| PROBLEM TO WORK ON |
Return the listing word for word, as given.

++++

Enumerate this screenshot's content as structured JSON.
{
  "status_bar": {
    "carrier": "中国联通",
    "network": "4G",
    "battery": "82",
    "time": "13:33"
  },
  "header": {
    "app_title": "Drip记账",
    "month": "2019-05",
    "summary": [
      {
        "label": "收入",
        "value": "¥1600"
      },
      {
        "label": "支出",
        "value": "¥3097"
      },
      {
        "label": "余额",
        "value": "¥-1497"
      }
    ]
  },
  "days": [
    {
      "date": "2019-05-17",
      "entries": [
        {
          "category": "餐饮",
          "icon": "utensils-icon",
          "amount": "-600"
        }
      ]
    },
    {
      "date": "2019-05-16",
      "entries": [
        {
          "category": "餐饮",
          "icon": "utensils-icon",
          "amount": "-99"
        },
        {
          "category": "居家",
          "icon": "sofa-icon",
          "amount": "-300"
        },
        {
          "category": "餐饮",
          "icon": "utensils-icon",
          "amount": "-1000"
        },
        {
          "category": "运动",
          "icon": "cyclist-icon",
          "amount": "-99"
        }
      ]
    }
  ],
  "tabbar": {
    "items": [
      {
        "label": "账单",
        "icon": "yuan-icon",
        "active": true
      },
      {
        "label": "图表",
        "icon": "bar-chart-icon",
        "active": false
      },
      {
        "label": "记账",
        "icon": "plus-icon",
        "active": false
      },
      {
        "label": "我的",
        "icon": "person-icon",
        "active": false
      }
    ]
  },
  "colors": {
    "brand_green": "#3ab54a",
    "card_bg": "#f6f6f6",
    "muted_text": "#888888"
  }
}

++++

| EXERCISE ANSWER |
Enumerate this screenshot's content as structured JSON.
{
  "status_bar": {
    "carrier": "中国联通",
    "network": "4G",
    "battery": "82",
    "time": "13:33"
  },
  "header": {
    "app_title": "Drip记账",
    "month": "2019-05",
    "summary": [
      {
        "label": "收入",
        "value": "¥1600"
      },
      {
        "label": "支出",
        "value": "¥3097"
      },
      {
        "label": "余额",
        "value": "¥-1497"
      }
    ]
  },
  "days": [
    {
      "date": "2019-05-17",
      "entries": [
        {
          "category": "餐饮",
          "icon": "utensils-icon",
          "amount": "-600"
        }
      ]
    },
    {
      "date": "2019-05-16",
      "entries": [
        {
          "category": "餐饮",
          "icon": "utensils-icon",
          "amount": "-99"
        },
        {
          "category": "居家",
          "icon": "sofa-icon",
          "amount": "-300"
        },
        {
          "category": "餐饮",
          "icon": "utensils-icon",
          "amount": "-1000"
        },
        {
          "category": "运动",
          "icon": "cyclist-icon",
          "amount": "-99"
        }
      ]
    }
  ],
  "tabbar": {
    "items": [
      {
        "label": "账单",
        "icon": "yuan-icon",
        "active": true
      },
      {
        "label": "图表",
        "icon": "bar-chart-icon",
        "active": false
      },
      {
        "label": "记账",
        "icon": "plus-icon",
        "active": false
      },
      {
        "label": "我的",
        "icon": "person-icon",
        "active": false
      }
    ]
  },
  "colors": {
    "brand_green": "#3ab54a",
    "card_bg": "#f6f6f6",
    "muted_text": "#888888"
  }
}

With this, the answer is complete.